**GIVEN PROBLEM**
Reproduce the following lines verbatim, covering all of the data.

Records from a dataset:
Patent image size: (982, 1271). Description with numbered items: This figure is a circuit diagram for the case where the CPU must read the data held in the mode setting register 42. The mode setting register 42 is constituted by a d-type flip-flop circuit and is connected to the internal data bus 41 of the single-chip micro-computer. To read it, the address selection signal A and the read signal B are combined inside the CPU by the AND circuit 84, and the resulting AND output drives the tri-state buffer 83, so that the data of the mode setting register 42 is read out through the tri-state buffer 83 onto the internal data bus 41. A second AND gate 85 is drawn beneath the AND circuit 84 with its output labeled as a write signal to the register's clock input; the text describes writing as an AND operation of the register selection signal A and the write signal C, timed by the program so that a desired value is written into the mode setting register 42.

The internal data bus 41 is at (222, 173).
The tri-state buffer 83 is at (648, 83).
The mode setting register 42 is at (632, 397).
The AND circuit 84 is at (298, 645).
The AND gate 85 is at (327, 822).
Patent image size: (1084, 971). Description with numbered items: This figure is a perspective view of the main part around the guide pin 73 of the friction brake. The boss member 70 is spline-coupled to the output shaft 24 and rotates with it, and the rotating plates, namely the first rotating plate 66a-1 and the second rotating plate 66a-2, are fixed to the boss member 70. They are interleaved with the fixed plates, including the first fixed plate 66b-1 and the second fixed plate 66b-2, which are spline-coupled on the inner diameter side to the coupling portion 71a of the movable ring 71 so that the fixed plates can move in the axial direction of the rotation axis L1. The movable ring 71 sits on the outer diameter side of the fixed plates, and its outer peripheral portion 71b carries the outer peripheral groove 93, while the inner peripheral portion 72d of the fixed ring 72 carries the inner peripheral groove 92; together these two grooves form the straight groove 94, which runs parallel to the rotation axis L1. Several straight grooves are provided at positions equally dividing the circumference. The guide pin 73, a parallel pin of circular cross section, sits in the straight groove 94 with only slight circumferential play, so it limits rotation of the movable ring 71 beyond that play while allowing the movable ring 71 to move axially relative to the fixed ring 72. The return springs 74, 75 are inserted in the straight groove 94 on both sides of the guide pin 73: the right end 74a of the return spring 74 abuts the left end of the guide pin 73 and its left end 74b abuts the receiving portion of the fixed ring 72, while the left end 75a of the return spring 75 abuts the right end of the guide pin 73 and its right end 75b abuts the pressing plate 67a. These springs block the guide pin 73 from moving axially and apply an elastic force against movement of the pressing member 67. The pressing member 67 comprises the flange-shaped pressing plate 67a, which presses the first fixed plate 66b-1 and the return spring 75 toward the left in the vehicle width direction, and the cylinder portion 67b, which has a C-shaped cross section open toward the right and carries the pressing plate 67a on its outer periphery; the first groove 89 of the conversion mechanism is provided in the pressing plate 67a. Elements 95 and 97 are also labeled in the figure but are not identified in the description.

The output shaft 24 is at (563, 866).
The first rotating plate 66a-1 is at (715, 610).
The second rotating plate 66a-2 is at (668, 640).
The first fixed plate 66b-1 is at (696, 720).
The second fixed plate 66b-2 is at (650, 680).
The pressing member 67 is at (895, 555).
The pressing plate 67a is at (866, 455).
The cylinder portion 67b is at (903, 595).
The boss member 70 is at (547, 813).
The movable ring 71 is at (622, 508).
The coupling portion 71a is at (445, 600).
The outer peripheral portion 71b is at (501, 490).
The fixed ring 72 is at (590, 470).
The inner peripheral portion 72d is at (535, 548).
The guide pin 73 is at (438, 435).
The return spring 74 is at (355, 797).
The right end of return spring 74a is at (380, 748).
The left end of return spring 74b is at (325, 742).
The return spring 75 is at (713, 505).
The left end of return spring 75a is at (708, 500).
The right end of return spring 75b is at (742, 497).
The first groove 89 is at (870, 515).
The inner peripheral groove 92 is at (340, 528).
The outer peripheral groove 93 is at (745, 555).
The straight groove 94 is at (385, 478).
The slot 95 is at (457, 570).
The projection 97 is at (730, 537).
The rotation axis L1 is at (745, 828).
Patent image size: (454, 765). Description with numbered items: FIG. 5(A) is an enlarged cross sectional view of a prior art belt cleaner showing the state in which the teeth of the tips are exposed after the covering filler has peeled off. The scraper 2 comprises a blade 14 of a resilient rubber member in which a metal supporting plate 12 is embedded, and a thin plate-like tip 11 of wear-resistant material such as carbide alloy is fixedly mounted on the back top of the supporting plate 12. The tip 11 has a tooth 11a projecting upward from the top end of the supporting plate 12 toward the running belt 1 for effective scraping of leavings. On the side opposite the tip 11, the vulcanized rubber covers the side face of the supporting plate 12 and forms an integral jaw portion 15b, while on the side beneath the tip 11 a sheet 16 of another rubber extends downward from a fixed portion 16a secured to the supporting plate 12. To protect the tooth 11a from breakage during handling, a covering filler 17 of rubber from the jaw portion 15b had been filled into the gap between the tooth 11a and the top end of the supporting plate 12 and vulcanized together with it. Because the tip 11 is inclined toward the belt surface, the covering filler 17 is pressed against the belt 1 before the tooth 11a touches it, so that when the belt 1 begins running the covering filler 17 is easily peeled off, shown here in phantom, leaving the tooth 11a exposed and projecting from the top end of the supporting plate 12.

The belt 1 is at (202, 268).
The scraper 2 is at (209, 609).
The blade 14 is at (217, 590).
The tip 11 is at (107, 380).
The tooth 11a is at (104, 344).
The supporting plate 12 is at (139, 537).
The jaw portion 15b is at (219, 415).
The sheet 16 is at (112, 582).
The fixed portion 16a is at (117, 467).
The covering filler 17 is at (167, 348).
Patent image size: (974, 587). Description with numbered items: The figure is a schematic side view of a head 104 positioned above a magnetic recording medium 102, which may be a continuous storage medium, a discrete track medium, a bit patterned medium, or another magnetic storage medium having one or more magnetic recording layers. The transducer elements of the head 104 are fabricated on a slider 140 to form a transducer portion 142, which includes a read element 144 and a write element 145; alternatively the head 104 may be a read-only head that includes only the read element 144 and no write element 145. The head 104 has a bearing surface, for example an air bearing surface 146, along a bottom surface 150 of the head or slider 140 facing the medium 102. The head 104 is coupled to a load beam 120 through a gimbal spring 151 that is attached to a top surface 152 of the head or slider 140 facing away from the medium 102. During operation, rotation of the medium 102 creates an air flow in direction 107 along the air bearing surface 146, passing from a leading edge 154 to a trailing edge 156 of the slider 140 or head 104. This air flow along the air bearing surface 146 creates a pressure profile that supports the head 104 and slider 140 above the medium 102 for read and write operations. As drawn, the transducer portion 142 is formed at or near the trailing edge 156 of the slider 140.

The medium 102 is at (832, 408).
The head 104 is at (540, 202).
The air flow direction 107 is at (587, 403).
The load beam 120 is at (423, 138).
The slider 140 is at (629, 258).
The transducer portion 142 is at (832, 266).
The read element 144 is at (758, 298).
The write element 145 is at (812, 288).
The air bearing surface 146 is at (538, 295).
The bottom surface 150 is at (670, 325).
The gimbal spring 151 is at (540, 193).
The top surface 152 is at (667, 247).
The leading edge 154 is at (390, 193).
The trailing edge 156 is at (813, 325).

**EXERCISE ANSWER**
Patent image size: (982, 1271). Description with numbered items: This figure is a circuit diagram for the case where the CPU must read the data held in the mode setting register 42. The mode setting register 42 is constituted by a d-type flip-flop circuit and is connected to the internal data bus 41 of the single-chip micro-computer. To read it, the address selection signal A and the read signal B are combined inside the CPU by the AND circuit 84, and the resulting AND output drives the tri-state buffer 83, so that the data of the mode setting register 42 is read out through the tri-state buffer 83 onto the internal data bus 41. A second AND gate 85 is drawn beneath the AND circuit 84 with its output labeled as a write signal to the register's clock input; the text describes writing as an AND operation of the register selection signal A and the write signal C, timed by the program so that a desired value is written into the mode setting register 42.

The internal data bus 41 is at (222, 173).
The tri-state buffer 83 is at (648, 83).
The mode setting register 42 is at (632, 397).
The AND circuit 84 is at (298, 645).
The AND gate 85 is at (327, 822).
Patent image size: (1084, 971). Description with numbered items: This figure is a perspective view of the main part around the guide pin 73 of the friction brake. The boss member 70 is spline-coupled to the output shaft 24 and rotates with it, and the rotating plates, namely the first rotating plate 66a-1 and the second rotating plate 66a-2, are fixed to the boss member 70. They are interleaved with the fixed plates, including the first fixed plate 66b-1 and the second fixed plate 66b-2, which are spline-coupled on the inner diameter side to the coupling portion 71a of the movable ring 71 so that the fixed plates can move in the axial direction of the rotation axis L1. The movable ring 71 sits on the outer diameter side of the fixed plates, and its outer peripheral portion 71b carries the outer peripheral groove 93, while the inner peripheral portion 72d of the fixed ring 72 carries the inner peripheral groove 92; together these two grooves form the straight groove 94, which runs parallel to the rotation axis L1. Several straight grooves are provided at positions equally dividing the circumference. The guide pin 73, a parallel pin of circular cross section, sits in the straight groove 94 with only slight circumferential play, so it limits rotation of the movable ring 71 beyond that play while allowing the movable ring 71 to move axially relative to the fixed ring 72. The return springs 74, 75 are inserted in the straight groove 94 on both sides of the guide pin 73: the right end 74a of the return spring 74 abuts the left end of the guide pin 73 and its left end 74b abuts the receiving portion of the fixed ring 72, while the left end 75a of the return spring 75 abuts the right end of the guide pin 73 and its right end 75b abuts the pressing plate 67a. These springs block the guide pin 73 from moving axially and apply an elastic force against movement of the pressing member 67. The pressing member 67 comprises the flange-shaped pressing plate 67a, which presses the first fixed plate 66b-1 and the return spring 75 toward the left in the vehicle width direction, and the cylinder portion 67b, which has a C-shaped cross section open toward the right and carries the pressing plate 67a on its outer periphery; the first groove 89 of the conversion mechanism is provided in the pressing plate 67a. Elements 95 and 97 are also labeled in the figure but are not identified in the description.

The output shaft 24 is at (563, 866).
The first rotating plate 66a-1 is at (715, 610).
The second rotating plate 66a-2 is at (668, 640).
The first fixed plate 66b-1 is at (696, 720).
The second fixed plate 66b-2 is at (650, 680).
The pressing member 67 is at (895, 555).
The pressing plate 67a is at (866, 455).
The cylinder portion 67b is at (903, 595).
The boss member 70 is at (547, 813).
The movable ring 71 is at (622, 508).
The coupling portion 71a is at (445, 600).
The outer peripheral portion 71b is at (501, 490).
The fixed ring 72 is at (590, 470).
The inner peripheral portion 72d is at (535, 548).
The guide pin 73 is at (438, 435).
The return spring 74 is at (355, 797).
The right end of return spring 74a is at (380, 748).
The left end of return spring 74b is at (325, 742).
The return spring 75 is at (713, 505).
The left end of return spring 75a is at (708, 500).
The right end of return spring 75b is at (742, 497).
The first groove 89 is at (870, 515).
The inner peripheral groove 92 is at (340, 528).
The outer peripheral groove 93 is at (745, 555).
The straight groove 94 is at (385, 478).
The slot 95 is at (457, 570).
The projection 97 is at (730, 537).
The rotation axis L1 is at (745, 828).
Patent image size: (454, 765). Description with numbered items: FIG. 5(A) is an enlarged cross sectional view of a prior art belt cleaner showing the state in which the teeth of the tips are exposed after the covering filler has peeled off. The scraper 2 comprises a blade 14 of a resilient rubber member in which a metal supporting plate 12 is embedded, and a thin plate-like tip 11 of wear-resistant material such as carbide alloy is fixedly mounted on the back top of the supporting plate 12. The tip 11 has a tooth 11a projecting upward from the top end of the supporting plate 12 toward the running belt 1 for effective scraping of leavings. On the side opposite the tip 11, the vulcanized rubber covers the side face of the supporting plate 12 and forms an integral jaw portion 15b, while on the side beneath the tip 11 a sheet 16 of another rubber extends downward from a fixed portion 16a secured to the supporting plate 12. To protect the tooth 11a from breakage during handling, a covering filler 17 of rubber from the jaw portion 15b had been filled into the gap between the tooth 11a and the top end of the supporting plate 12 and vulcanized together with it. Because the tip 11 is inclined toward the belt surface, the covering filler 17 is pressed against the belt 1 before the tooth 11a touches it, so that when the belt 1 begins running the covering filler 17 is easily peeled off, shown here in phantom, leaving the tooth 11a exposed and projecting from the top end of the supporting plate 12.

The belt 1 is at (202, 268).
The scraper 2 is at (209, 609).
The blade 14 is at (217, 590).
The tip 11 is at (107, 380).
The tooth 11a is at (104, 344).
The supporting plate 12 is at (139, 537).
The jaw portion 15b is at (219, 415).
The sheet 16 is at (112, 582).
The fixed portion 16a is at (117, 467).
The covering filler 17 is at (167, 348).
Patent image size: (974, 587). Description with numbered items: The figure is a schematic side view of a head 104 positioned above a magnetic recording medium 102, which may be a continuous storage medium, a discrete track medium, a bit patterned medium, or another magnetic storage medium having one or more magnetic recording layers. The transducer elements of the head 104 are fabricated on a slider 140 to form a transducer portion 142, which includes a read element 144 and a write element 145; alternatively the head 104 may be a read-only head that includes only the read element 144 and no write element 145. The head 104 has a bearing surface, for example an air bearing surface 146, along a bottom surface 150 of the head or slider 140 facing the medium 102. The head 104 is coupled to a load beam 120 through a gimbal spring 151 that is attached to a top surface 152 of the head or slider 140 facing away from the medium 102. During operation, rotation of the medium 102 creates an air flow in direction 107 along the air bearing surface 146, passing from a leading edge 154 to a trailing edge 156 of the slider 140 or head 104. This air flow along the air bearing surface 146 creates a pressure profile that supports the head 104 and slider 140 above the medium 102 for read and write operations. As drawn, the transducer portion 142 is formed at or near the trailing edge 156 of the slider 140.

The medium 102 is at (832, 408).
The head 104 is at (540, 202).
The air flow direction 107 is at (587, 403).
The load beam 120 is at (423, 138).
The slider 140 is at (629, 258).
The transducer portion 142 is at (832, 266).
The read element 144 is at (758, 298).
The write element 145 is at (812, 288).
The air bearing surface 146 is at (538, 295).
The bottom surface 150 is at (670, 325).
The gimbal spring 151 is at (540, 193).
The top surface 152 is at (667, 247).
The leading edge 154 is at (390, 193).
The trailing edge 156 is at (813, 325).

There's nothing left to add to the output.